Give back the records below exactly, every one, with no pictures.
··· Records for this exercise ···
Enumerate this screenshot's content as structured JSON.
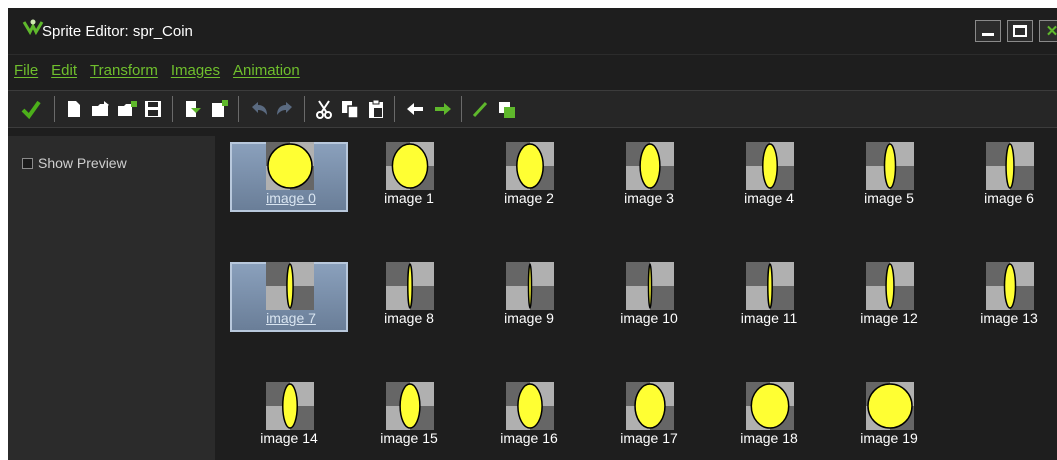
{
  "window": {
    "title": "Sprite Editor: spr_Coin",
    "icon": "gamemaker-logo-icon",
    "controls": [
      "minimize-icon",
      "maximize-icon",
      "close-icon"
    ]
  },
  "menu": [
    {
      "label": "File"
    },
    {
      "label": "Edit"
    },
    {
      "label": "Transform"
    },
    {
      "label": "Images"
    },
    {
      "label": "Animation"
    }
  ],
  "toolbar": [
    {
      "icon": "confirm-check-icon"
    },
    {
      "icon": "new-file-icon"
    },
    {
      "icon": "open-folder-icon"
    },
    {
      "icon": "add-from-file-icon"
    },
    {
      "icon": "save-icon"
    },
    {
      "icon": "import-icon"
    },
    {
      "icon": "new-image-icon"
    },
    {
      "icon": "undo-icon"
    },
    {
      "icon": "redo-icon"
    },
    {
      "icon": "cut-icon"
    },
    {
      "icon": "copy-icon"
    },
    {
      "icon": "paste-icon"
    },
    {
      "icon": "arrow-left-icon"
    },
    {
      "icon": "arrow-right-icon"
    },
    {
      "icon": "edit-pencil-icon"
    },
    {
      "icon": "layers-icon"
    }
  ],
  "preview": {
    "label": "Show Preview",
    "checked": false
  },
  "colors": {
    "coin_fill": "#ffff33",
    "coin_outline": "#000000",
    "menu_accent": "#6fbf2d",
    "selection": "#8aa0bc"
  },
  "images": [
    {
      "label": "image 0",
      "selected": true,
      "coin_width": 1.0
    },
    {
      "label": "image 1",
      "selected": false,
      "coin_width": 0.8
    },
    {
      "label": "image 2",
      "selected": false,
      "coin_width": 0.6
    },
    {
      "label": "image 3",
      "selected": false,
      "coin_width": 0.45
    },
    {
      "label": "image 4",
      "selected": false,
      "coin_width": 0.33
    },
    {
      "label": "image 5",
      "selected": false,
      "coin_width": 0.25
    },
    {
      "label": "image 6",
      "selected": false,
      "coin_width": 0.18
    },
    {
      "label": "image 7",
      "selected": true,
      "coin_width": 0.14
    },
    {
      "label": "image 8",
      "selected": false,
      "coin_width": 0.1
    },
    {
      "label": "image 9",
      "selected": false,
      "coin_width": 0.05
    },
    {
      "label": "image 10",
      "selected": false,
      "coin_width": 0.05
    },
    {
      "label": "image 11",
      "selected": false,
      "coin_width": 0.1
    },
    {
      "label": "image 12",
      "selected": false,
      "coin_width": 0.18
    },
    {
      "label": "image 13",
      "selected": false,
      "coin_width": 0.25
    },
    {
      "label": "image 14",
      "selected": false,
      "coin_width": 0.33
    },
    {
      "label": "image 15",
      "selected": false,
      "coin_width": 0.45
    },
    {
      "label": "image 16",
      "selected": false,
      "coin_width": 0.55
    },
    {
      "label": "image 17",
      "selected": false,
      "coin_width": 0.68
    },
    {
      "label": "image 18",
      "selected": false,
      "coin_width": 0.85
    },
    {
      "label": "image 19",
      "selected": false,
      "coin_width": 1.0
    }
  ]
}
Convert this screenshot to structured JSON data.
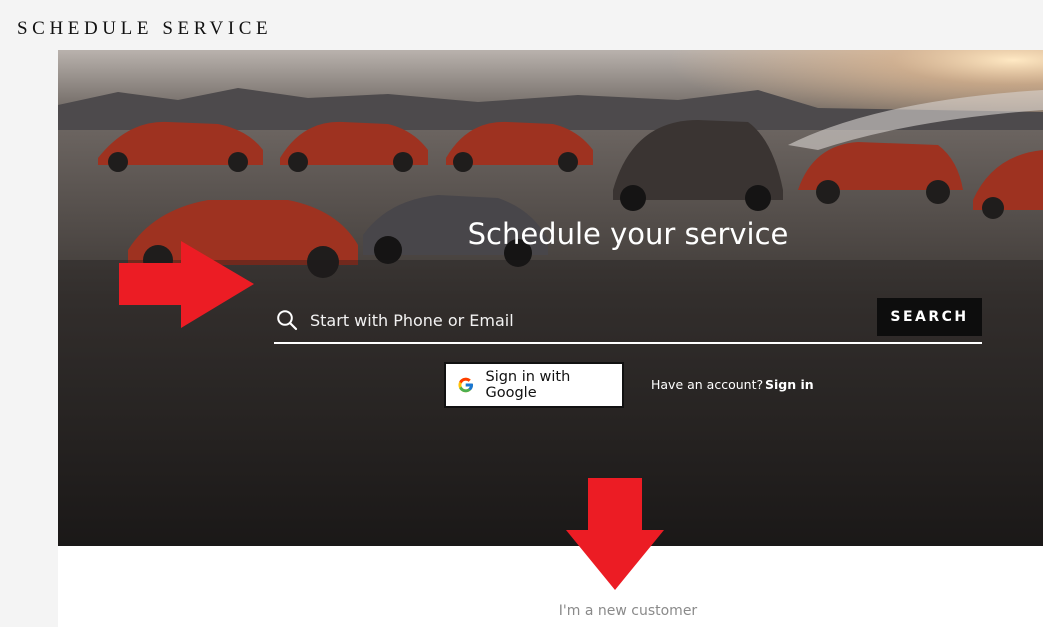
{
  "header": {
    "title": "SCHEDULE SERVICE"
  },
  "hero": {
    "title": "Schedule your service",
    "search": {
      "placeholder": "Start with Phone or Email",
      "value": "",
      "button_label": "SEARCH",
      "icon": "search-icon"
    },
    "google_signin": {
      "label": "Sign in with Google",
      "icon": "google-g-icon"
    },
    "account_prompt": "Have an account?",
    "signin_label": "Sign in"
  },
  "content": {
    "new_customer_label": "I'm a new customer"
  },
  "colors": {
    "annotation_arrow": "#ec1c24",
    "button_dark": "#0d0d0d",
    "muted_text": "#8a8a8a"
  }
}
···
◆ Result of this task ◆
Enumerate this screenshot's content as structured JSON.
{
  "window": {
    "title": "Sprite Editor: spr_Coin",
    "icon": "gamemaker-logo-icon",
    "controls": [
      "minimize-icon",
      "maximize-icon",
      "close-icon"
    ]
  },
  "menu": [
    {
      "label": "File"
    },
    {
      "label": "Edit"
    },
    {
      "label": "Transform"
    },
    {
      "label": "Images"
    },
    {
      "label": "Animation"
    }
  ],
  "toolbar": [
    {
      "icon": "confirm-check-icon"
    },
    {
      "icon": "new-file-icon"
    },
    {
      "icon": "open-folder-icon"
    },
    {
      "icon": "add-from-file-icon"
    },
    {
      "icon": "save-icon"
    },
    {
      "icon": "import-icon"
    },
    {
      "icon": "new-image-icon"
    },
    {
      "icon": "undo-icon"
    },
    {
      "icon": "redo-icon"
    },
    {
      "icon": "cut-icon"
    },
    {
      "icon": "copy-icon"
    },
    {
      "icon": "paste-icon"
    },
    {
      "icon": "arrow-left-icon"
    },
    {
      "icon": "arrow-right-icon"
    },
    {
      "icon": "edit-pencil-icon"
    },
    {
      "icon": "layers-icon"
    }
  ],
  "preview": {
    "label": "Show Preview",
    "checked": false
  },
  "colors": {
    "coin_fill": "#ffff33",
    "coin_outline": "#000000",
    "menu_accent": "#6fbf2d",
    "selection": "#8aa0bc"
  },
  "images": [
    {
      "label": "image 0",
      "selected": true,
      "coin_width": 1.0
    },
    {
      "label": "image 1",
      "selected": false,
      "coin_width": 0.8
    },
    {
      "label": "image 2",
      "selected": false,
      "coin_width": 0.6
    },
    {
      "label": "image 3",
      "selected": false,
      "coin_width": 0.45
    },
    {
      "label": "image 4",
      "selected": false,
      "coin_width": 0.33
    },
    {
      "label": "image 5",
      "selected": false,
      "coin_width": 0.25
    },
    {
      "label": "image 6",
      "selected": false,
      "coin_width": 0.18
    },
    {
      "label": "image 7",
      "selected": true,
      "coin_width": 0.14
    },
    {
      "label": "image 8",
      "selected": false,
      "coin_width": 0.1
    },
    {
      "label": "image 9",
      "selected": false,
      "coin_width": 0.05
    },
    {
      "label": "image 10",
      "selected": false,
      "coin_width": 0.05
    },
    {
      "label": "image 11",
      "selected": false,
      "coin_width": 0.1
    },
    {
      "label": "image 12",
      "selected": false,
      "coin_width": 0.18
    },
    {
      "label": "image 13",
      "selected": false,
      "coin_width": 0.25
    },
    {
      "label": "image 14",
      "selected": false,
      "coin_width": 0.33
    },
    {
      "label": "image 15",
      "selected": false,
      "coin_width": 0.45
    },
    {
      "label": "image 16",
      "selected": false,
      "coin_width": 0.55
    },
    {
      "label": "image 17",
      "selected": false,
      "coin_width": 0.68
    },
    {
      "label": "image 18",
      "selected": false,
      "coin_width": 0.85
    },
    {
      "label": "image 19",
      "selected": false,
      "coin_width": 1.0
    }
  ]
}
Convert this screenshot to structured JSON data.
{
  "header": {
    "title": "SCHEDULE SERVICE"
  },
  "hero": {
    "title": "Schedule your service",
    "search": {
      "placeholder": "Start with Phone or Email",
      "value": "",
      "button_label": "SEARCH",
      "icon": "search-icon"
    },
    "google_signin": {
      "label": "Sign in with Google",
      "icon": "google-g-icon"
    },
    "account_prompt": "Have an account?",
    "signin_label": "Sign in"
  },
  "content": {
    "new_customer_label": "I'm a new customer"
  },
  "colors": {
    "annotation_arrow": "#ec1c24",
    "button_dark": "#0d0d0d",
    "muted_text": "#8a8a8a"
  }
}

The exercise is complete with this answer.